** START **

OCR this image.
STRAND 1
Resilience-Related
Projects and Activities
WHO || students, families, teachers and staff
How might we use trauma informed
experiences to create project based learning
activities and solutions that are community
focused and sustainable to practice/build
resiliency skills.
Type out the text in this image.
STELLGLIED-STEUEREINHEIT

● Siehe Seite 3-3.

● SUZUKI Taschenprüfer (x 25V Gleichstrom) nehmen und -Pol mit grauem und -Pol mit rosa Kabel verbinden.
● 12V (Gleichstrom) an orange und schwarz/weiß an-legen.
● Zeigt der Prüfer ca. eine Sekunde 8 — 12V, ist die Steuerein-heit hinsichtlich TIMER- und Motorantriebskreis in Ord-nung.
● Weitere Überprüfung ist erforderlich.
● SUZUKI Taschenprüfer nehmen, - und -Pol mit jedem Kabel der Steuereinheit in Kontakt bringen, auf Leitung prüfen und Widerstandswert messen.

** END **

THE TASK :: Restate each entry exactly, skipping none.

SOLUTION TO THE PROBLEM ::
OCR this image.
STRAND 1
Resilience-Related
Projects and Activities
WHO || students, families, teachers and staff
How might we use trauma informed
experiences to create project based learning
activities and solutions that are community
focused and sustainable to practice/build
resiliency skills.
Type out the text in this image.
STELLGLIED-STEUEREINHEIT

● Siehe Seite 3-3.

● SUZUKI Taschenprüfer (x 25V Gleichstrom) nehmen und -Pol mit grauem und -Pol mit rosa Kabel verbinden.
● 12V (Gleichstrom) an orange und schwarz/weiß an-legen.
● Zeigt der Prüfer ca. eine Sekunde 8 — 12V, ist die Steuerein-heit hinsichtlich TIMER- und Motorantriebskreis in Ord-nung.
● Weitere Überprüfung ist erforderlich.
● SUZUKI Taschenprüfer nehmen, - und -Pol mit jedem Kabel der Steuereinheit in Kontakt bringen, auf Leitung prüfen und Widerstandswert messen.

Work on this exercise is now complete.